--- start PROVIDED ENTRIES ---
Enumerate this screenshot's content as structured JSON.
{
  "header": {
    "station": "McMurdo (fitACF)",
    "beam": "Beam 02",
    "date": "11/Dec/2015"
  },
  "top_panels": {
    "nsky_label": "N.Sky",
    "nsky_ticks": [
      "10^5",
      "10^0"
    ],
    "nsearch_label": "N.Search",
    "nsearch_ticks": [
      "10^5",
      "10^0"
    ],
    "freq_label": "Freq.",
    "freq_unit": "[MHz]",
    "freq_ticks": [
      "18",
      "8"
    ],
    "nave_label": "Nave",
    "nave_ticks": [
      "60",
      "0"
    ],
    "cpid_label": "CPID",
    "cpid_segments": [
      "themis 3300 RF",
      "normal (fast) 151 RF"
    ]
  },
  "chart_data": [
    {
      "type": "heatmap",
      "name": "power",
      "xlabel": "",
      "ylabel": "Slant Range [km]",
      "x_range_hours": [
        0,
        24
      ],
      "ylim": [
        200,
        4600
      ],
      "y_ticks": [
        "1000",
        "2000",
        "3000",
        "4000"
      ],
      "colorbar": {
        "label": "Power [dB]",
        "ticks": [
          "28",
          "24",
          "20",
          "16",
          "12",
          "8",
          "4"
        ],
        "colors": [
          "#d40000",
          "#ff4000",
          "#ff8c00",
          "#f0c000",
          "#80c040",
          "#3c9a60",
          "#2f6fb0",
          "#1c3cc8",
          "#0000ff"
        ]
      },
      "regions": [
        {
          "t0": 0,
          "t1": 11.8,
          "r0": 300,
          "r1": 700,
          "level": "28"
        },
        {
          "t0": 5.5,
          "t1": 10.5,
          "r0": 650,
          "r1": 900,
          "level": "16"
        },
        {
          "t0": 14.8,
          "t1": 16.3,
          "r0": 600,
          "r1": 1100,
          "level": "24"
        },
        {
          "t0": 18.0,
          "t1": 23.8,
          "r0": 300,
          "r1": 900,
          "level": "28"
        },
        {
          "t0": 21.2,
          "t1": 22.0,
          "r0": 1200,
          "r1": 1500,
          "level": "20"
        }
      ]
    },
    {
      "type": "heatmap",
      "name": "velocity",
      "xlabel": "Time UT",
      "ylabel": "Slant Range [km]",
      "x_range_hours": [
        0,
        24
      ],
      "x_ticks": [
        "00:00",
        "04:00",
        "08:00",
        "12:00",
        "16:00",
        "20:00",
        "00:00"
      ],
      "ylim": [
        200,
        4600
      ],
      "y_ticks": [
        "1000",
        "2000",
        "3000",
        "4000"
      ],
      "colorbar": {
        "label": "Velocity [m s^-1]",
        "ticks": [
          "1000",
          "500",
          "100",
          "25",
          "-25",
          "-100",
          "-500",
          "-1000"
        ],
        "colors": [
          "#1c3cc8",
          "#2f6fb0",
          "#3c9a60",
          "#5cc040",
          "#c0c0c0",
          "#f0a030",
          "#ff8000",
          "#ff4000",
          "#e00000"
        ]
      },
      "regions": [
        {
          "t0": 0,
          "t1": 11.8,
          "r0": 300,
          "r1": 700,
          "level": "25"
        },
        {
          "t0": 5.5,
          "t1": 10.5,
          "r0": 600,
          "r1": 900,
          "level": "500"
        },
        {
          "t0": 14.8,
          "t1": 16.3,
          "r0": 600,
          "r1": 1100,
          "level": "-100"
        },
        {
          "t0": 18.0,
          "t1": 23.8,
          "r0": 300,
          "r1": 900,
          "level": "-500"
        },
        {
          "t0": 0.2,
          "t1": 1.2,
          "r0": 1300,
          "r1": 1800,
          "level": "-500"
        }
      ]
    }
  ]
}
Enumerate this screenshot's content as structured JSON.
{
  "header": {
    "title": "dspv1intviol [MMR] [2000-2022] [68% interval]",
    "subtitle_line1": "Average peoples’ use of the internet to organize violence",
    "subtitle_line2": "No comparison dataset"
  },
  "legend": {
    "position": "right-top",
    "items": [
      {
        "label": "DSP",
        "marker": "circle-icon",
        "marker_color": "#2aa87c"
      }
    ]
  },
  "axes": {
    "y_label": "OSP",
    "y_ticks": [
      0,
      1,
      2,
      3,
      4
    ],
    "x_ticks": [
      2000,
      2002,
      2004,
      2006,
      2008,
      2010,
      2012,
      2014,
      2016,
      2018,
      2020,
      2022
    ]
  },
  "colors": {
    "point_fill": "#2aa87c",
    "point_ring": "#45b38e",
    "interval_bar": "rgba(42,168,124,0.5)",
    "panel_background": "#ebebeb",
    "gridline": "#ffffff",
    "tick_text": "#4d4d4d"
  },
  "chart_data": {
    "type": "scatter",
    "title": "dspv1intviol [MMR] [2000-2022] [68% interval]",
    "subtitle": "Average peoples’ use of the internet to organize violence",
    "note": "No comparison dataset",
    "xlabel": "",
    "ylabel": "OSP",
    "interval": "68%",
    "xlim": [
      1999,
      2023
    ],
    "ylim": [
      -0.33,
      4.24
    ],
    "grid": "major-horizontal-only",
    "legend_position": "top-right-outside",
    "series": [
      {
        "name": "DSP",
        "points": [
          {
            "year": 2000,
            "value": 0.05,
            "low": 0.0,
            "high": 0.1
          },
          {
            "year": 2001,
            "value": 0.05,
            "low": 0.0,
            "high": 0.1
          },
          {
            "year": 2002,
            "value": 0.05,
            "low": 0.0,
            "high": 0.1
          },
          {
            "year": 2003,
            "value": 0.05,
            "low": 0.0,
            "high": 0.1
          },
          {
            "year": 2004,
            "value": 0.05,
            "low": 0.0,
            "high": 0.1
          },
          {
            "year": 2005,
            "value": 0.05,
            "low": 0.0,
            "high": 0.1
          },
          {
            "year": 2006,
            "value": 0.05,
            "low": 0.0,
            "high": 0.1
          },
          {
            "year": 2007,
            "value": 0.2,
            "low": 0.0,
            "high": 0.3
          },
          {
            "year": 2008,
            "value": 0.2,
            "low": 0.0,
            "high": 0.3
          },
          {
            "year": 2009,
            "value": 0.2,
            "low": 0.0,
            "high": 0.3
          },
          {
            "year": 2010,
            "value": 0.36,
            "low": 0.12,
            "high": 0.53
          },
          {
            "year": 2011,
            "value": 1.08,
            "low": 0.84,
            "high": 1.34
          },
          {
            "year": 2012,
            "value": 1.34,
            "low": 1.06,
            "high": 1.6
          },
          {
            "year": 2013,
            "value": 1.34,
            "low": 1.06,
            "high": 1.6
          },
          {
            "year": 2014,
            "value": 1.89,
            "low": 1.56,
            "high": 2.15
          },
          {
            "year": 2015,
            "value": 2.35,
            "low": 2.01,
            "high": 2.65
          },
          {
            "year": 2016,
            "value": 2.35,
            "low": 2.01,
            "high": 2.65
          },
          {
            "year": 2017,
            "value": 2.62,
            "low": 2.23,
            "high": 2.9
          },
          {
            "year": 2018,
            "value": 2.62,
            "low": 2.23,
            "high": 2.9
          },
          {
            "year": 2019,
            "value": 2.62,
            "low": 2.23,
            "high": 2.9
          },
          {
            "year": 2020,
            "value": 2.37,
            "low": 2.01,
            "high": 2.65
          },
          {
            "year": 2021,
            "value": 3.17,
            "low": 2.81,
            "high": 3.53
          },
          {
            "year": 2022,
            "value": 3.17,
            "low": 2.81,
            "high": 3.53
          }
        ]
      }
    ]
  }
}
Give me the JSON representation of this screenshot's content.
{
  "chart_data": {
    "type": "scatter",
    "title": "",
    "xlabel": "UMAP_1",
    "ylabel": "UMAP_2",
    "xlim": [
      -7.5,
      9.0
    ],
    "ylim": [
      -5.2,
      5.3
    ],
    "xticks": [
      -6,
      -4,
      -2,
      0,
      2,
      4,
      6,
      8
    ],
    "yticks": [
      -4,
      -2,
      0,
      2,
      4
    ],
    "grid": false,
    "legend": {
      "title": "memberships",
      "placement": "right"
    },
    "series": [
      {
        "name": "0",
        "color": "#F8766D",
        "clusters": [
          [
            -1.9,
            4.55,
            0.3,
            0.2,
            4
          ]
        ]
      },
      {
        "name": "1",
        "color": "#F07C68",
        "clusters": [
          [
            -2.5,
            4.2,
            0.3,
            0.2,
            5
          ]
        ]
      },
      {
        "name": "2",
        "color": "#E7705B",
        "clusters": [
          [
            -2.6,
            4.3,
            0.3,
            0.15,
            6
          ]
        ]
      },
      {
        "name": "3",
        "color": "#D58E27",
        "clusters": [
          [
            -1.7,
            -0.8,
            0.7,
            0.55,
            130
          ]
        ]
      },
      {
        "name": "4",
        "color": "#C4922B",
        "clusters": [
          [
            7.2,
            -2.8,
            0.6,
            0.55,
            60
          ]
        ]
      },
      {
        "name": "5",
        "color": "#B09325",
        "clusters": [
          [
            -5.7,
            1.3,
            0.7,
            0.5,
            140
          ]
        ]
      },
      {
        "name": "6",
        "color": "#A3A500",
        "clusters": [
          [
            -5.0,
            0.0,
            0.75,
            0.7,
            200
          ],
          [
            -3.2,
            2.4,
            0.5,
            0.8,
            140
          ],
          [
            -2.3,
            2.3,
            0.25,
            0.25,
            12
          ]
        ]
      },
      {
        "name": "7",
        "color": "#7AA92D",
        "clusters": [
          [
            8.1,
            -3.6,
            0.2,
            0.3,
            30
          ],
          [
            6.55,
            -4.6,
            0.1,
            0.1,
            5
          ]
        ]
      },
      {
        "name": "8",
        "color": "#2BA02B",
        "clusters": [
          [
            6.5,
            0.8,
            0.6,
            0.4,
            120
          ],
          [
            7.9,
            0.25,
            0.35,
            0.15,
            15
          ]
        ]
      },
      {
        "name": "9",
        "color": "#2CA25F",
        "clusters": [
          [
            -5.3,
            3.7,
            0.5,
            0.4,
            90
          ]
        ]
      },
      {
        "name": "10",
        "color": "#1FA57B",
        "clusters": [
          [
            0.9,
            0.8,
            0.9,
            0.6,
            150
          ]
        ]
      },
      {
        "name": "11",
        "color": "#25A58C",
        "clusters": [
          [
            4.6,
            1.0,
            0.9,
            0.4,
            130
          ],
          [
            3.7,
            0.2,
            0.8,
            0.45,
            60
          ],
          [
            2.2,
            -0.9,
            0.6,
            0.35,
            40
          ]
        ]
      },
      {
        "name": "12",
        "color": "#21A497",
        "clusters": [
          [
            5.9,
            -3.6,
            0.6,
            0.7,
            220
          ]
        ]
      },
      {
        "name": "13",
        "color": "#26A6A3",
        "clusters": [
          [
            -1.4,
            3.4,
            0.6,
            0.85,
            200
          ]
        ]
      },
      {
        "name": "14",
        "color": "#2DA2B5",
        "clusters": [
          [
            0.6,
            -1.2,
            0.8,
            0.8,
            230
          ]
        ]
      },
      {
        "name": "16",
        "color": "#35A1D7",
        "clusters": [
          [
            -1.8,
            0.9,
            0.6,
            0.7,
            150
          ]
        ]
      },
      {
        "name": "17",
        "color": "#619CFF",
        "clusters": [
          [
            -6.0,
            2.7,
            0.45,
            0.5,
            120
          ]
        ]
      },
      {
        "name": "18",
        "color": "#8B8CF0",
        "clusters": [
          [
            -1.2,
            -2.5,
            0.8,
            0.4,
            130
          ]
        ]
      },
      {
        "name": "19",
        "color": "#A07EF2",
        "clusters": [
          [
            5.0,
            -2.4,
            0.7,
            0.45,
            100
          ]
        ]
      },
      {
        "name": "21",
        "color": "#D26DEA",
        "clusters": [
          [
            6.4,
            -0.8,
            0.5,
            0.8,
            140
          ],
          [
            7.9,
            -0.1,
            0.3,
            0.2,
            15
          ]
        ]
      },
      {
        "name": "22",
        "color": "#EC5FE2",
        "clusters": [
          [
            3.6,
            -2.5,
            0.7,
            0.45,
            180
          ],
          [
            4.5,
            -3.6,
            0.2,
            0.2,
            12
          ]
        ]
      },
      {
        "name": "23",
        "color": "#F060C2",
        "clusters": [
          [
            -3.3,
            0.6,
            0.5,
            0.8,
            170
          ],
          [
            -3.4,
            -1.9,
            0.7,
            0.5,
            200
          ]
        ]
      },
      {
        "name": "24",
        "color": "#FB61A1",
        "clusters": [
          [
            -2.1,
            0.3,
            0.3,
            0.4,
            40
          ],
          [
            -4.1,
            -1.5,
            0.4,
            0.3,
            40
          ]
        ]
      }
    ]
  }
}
--- end PROVIDED ENTRIES ---
### SET TASK
Extract every line above containing the word "comparison".

### COMPLETE RESPONSE
    "subtitle_line2": "No comparison dataset"
    "note": "No comparison dataset",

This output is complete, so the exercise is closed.